■ WRITTEN REQUEST ■
Reproduce the rows verbatim, from the first line of the rows through the line containing "tab-close-icon[interactable]: ✕ xyxy=(382,26,410,54)", with both of those lines included.

■ LISTED ENTRIES ■
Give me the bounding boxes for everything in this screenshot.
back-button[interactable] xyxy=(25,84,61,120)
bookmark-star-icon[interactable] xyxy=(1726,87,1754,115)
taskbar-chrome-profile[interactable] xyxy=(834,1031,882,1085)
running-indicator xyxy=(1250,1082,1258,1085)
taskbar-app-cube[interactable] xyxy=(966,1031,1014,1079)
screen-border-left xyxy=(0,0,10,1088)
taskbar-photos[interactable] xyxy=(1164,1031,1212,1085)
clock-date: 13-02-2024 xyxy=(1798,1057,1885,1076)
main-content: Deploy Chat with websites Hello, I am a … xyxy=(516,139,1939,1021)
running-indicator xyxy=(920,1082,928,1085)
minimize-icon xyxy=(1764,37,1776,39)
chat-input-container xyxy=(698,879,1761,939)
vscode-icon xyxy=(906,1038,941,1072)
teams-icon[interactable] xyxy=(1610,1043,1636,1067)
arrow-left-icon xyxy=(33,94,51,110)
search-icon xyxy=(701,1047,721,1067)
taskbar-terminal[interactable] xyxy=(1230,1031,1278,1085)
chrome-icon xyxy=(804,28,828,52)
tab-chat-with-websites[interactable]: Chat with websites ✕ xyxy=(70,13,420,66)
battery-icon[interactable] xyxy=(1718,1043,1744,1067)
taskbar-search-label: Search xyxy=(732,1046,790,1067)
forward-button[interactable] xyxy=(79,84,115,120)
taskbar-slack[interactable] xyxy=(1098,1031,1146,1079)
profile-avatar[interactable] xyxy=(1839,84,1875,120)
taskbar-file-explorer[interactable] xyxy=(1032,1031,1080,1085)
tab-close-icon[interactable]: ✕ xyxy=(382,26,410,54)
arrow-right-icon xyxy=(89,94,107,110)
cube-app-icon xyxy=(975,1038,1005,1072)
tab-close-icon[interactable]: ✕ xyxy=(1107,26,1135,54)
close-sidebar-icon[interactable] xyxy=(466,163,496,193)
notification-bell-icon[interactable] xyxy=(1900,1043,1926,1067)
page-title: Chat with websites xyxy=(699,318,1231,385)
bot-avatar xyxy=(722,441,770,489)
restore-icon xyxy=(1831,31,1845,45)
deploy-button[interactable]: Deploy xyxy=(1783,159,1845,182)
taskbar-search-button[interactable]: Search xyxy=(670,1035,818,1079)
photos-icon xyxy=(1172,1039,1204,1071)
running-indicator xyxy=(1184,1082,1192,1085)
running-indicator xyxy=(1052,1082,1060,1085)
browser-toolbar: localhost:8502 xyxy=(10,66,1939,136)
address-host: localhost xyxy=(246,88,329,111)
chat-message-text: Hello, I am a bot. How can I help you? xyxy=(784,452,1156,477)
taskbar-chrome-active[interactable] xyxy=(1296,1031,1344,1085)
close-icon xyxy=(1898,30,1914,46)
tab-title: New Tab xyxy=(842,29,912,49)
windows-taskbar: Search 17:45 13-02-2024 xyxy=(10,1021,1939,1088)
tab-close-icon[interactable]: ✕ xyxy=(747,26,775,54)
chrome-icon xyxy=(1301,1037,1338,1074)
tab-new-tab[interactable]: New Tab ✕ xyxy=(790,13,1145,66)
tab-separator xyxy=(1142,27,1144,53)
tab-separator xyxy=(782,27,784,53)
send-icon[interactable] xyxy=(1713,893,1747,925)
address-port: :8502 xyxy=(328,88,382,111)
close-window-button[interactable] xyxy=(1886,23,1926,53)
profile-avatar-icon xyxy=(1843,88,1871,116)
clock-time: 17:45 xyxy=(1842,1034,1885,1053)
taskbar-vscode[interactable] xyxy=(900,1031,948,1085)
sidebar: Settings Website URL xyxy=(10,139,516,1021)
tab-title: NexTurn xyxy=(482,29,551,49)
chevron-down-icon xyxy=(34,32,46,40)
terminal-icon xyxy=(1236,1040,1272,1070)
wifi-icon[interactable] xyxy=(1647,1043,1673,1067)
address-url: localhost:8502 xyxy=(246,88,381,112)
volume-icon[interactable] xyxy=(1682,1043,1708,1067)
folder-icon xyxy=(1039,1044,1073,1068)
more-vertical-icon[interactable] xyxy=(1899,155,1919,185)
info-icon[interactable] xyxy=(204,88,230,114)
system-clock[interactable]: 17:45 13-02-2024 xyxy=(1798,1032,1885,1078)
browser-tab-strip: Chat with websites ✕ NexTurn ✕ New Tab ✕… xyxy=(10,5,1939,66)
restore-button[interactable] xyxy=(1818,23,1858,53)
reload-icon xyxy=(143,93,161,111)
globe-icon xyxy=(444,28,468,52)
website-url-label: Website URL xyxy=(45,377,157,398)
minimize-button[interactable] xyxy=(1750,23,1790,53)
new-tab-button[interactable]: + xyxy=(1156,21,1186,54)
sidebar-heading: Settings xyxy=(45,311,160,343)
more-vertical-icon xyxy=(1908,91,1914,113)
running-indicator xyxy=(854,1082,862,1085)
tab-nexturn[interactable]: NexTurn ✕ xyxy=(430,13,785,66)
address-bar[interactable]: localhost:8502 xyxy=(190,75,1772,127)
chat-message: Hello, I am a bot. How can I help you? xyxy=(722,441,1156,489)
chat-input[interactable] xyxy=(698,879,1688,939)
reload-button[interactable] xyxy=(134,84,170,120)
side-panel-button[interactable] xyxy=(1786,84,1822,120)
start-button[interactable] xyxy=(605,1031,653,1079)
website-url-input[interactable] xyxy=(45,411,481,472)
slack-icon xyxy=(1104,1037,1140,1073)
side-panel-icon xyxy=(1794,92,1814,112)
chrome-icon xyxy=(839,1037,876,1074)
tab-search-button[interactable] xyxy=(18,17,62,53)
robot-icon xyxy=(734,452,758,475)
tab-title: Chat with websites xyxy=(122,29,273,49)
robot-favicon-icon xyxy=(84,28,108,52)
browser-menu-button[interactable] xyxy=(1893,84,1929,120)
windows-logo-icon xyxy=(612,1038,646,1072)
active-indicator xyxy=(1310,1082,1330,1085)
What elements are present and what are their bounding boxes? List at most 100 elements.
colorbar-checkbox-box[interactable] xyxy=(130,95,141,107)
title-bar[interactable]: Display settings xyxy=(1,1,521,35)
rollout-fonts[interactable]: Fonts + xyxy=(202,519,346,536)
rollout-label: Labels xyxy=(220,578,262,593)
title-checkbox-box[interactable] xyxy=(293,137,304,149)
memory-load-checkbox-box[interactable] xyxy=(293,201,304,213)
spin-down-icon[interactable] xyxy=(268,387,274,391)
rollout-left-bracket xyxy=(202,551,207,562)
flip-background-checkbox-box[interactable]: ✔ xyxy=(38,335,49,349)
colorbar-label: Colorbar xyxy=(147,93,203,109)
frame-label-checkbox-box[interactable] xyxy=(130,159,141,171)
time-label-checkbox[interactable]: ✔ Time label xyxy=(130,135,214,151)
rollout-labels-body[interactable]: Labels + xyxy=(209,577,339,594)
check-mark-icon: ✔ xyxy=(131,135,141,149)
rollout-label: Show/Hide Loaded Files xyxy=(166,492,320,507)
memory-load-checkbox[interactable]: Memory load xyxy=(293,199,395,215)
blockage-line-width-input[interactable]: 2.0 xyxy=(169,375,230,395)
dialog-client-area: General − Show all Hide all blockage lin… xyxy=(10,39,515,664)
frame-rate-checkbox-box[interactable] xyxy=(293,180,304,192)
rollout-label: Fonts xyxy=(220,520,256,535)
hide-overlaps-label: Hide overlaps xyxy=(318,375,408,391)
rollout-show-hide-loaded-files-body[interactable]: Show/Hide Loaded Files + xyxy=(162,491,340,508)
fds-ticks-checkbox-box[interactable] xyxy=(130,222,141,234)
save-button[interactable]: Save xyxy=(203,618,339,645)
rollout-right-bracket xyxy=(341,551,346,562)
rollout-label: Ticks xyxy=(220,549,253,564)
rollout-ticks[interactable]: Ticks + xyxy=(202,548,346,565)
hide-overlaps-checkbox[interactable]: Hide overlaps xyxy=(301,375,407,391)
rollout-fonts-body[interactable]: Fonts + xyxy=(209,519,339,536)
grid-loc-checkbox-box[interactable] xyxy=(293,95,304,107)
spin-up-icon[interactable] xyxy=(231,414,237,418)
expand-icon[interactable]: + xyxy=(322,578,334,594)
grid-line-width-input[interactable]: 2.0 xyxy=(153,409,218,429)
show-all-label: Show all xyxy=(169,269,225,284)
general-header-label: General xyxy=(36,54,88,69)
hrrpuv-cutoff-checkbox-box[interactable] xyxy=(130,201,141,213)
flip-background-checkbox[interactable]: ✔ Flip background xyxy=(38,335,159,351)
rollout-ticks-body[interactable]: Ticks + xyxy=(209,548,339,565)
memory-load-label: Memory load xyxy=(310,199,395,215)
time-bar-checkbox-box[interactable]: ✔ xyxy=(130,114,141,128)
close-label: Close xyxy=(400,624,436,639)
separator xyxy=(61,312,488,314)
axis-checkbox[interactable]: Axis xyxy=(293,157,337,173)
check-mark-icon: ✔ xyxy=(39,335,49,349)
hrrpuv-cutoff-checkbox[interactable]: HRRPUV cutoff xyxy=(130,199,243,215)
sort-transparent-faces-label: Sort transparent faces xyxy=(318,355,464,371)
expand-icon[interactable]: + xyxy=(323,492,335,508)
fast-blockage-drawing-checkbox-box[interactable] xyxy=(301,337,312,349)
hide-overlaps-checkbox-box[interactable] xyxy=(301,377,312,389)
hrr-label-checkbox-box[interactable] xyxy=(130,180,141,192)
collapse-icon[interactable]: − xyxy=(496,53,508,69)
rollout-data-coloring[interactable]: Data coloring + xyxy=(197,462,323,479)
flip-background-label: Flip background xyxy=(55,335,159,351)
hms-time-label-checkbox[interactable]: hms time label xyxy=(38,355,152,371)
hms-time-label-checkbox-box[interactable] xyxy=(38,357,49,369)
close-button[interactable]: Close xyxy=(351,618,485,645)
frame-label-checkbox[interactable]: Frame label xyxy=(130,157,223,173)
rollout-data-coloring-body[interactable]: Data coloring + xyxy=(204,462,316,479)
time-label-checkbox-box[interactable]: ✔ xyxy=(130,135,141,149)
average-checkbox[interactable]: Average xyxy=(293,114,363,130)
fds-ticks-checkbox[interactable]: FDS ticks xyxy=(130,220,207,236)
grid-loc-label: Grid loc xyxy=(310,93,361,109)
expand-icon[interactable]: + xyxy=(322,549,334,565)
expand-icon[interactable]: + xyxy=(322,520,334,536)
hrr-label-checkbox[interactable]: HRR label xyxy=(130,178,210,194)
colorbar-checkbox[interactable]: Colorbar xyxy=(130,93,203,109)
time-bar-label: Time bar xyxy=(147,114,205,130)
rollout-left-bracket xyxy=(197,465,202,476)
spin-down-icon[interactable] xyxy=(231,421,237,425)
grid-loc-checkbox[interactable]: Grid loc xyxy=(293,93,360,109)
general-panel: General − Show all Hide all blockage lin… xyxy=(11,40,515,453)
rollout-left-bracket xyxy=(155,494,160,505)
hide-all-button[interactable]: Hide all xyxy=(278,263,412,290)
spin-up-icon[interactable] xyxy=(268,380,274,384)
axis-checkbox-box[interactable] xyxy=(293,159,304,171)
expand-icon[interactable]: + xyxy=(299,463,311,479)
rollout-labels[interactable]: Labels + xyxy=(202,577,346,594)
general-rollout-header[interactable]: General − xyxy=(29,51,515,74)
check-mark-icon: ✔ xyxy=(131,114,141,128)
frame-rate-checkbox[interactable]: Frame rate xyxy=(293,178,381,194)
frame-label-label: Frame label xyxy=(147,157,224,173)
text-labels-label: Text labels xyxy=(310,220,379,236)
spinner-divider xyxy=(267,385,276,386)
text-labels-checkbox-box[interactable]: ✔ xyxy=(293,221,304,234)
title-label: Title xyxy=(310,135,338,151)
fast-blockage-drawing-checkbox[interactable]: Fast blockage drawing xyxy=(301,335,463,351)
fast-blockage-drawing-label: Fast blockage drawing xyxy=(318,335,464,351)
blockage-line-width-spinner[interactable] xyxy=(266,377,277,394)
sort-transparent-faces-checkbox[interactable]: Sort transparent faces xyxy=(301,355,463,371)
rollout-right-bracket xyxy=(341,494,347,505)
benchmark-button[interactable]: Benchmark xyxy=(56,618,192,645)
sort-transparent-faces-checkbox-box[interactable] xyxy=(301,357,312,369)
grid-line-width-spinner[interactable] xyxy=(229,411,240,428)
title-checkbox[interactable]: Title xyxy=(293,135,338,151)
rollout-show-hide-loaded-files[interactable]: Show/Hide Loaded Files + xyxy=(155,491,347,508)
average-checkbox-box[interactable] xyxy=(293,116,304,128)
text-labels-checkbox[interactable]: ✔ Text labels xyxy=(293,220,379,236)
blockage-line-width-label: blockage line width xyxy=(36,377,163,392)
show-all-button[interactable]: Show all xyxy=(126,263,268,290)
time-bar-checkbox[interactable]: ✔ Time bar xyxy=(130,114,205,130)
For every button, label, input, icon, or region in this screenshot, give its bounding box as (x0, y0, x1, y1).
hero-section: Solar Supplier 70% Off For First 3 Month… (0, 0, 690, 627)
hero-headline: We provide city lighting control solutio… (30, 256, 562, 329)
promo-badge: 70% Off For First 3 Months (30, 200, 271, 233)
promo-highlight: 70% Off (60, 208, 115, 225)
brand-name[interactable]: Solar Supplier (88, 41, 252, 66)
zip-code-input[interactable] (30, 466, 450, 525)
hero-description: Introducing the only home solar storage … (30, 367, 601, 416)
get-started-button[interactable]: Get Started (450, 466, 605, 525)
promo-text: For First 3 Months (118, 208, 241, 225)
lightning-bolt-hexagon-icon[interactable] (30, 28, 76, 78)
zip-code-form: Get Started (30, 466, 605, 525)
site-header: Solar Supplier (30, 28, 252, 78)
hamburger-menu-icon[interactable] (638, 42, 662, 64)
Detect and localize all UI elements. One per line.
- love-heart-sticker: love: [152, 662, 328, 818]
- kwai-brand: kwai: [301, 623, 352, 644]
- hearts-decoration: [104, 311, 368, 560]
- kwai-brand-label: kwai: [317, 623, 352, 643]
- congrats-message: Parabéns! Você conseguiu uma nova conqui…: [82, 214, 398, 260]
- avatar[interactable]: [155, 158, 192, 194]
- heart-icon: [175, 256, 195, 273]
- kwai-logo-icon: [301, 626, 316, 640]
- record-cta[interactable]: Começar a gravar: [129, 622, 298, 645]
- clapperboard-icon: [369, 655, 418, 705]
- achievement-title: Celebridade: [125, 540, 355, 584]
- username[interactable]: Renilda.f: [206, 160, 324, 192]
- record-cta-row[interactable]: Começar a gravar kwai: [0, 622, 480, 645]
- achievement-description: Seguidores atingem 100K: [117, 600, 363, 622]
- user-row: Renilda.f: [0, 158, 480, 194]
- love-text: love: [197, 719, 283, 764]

■ SOLUTION TO THIS TASK ■
Give me the bounding boxes for everything in this screenshot.
back-button[interactable] xyxy=(25,84,61,120)
bookmark-star-icon[interactable] xyxy=(1726,87,1754,115)
taskbar-chrome-profile[interactable] xyxy=(834,1031,882,1085)
running-indicator xyxy=(1250,1082,1258,1085)
taskbar-app-cube[interactable] xyxy=(966,1031,1014,1079)
screen-border-left xyxy=(0,0,10,1088)
taskbar-photos[interactable] xyxy=(1164,1031,1212,1085)
clock-date: 13-02-2024 xyxy=(1798,1057,1885,1076)
main-content: Deploy Chat with websites Hello, I am a … xyxy=(516,139,1939,1021)
running-indicator xyxy=(920,1082,928,1085)
minimize-icon xyxy=(1764,37,1776,39)
chat-input-container xyxy=(698,879,1761,939)
vscode-icon xyxy=(906,1038,941,1072)
teams-icon[interactable] xyxy=(1610,1043,1636,1067)
arrow-left-icon xyxy=(33,94,51,110)
search-icon xyxy=(701,1047,721,1067)
taskbar-terminal[interactable] xyxy=(1230,1031,1278,1085)
chrome-icon xyxy=(804,28,828,52)
tab-chat-with-websites[interactable]: Chat with websites ✕ xyxy=(70,13,420,66)
battery-icon[interactable] xyxy=(1718,1043,1744,1067)
taskbar-search-label: Search xyxy=(732,1046,790,1067)
forward-button[interactable] xyxy=(79,84,115,120)
taskbar-slack[interactable] xyxy=(1098,1031,1146,1079)
profile-avatar[interactable] xyxy=(1839,84,1875,120)
taskbar-file-explorer[interactable] xyxy=(1032,1031,1080,1085)
tab-close-icon[interactable]: ✕ xyxy=(382,26,410,54)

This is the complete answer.